* Data extracted from a collection
▼▼▼

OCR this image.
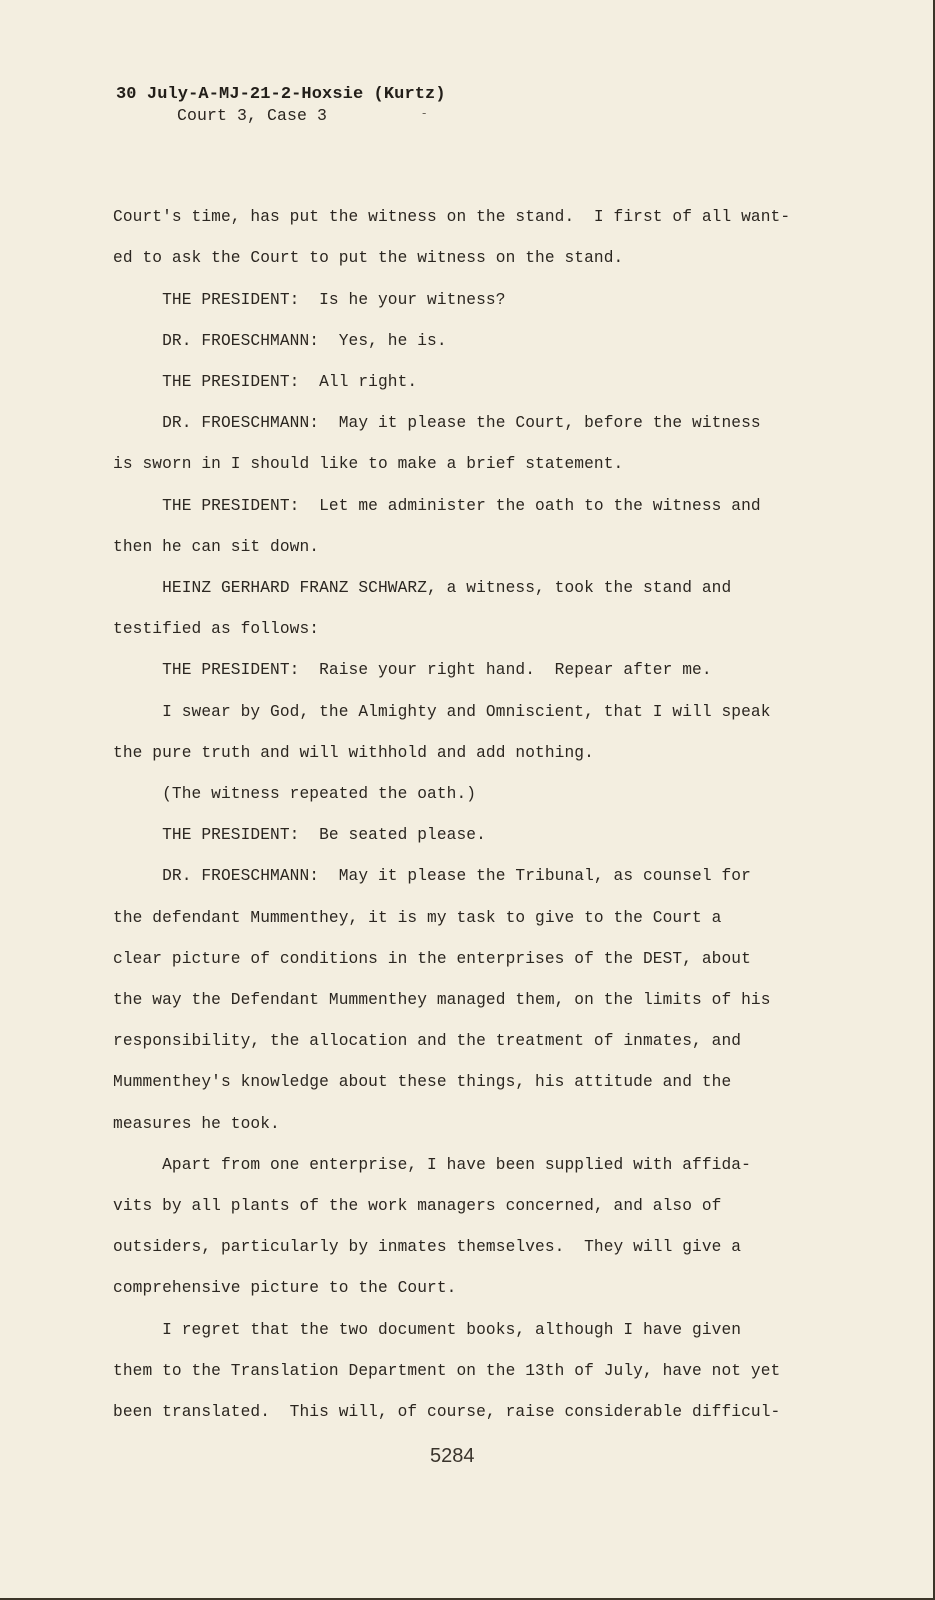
30 July-A-MJ-21-2-Hoxsie (Kurtz)
Court 3, Case 3	-

Court's time, has put the witness on the stand.  I first of all want-

ed to ask the Court to put the witness on the stand.

THE PRESIDENT:  Is he your witness?

DR. FROESCHMANN:  Yes, he is.

THE PRESIDENT:  All right.

DR. FROESCHMANN:  May it please the Court, before the witness

is sworn in I should like to make a brief statement.

THE PRESIDENT:  Let me administer the oath to the witness and

then he can sit down.

HEINZ GERHARD FRANZ SCHWARZ, a witness, took the stand and

testified as follows:

THE PRESIDENT:  Raise your right hand.  Repear after me.

I swear by God, the Almighty and Omniscient, that I will speak

the pure truth and will withhold and add nothing.

(The witness repeated the oath.)

THE PRESIDENT:  Be seated please.

DR. FROESCHMANN:  May it please the Tribunal, as counsel for

the defendant Mummenthey, it is my task to give to the Court a

clear picture of conditions in the enterprises of the DEST, about

the way the Defendant Mummenthey managed them, on the limits of his

responsibility, the allocation and the treatment of inmates, and

Mummenthey's knowledge about these things, his attitude and the

measures he took.

Apart from one enterprise, I have been supplied with affida-

vits by all plants of the work managers concerned, and also of

outsiders, particularly by inmates themselves.  They will give a

comprehensive picture to the Court.

I regret that the two document books, although I have given

them to the Translation Department on the 13th of July, have not yet

been translated.  This will, of course, raise considerable difficul-

5284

▲▲▲

* Task directions
Identify each line in the records above containing the word "been"; copy those lines.

* Written response
Apart from one enterprise, I have been supplied with affida-
been translated.  This will, of course, raise considerable difficul-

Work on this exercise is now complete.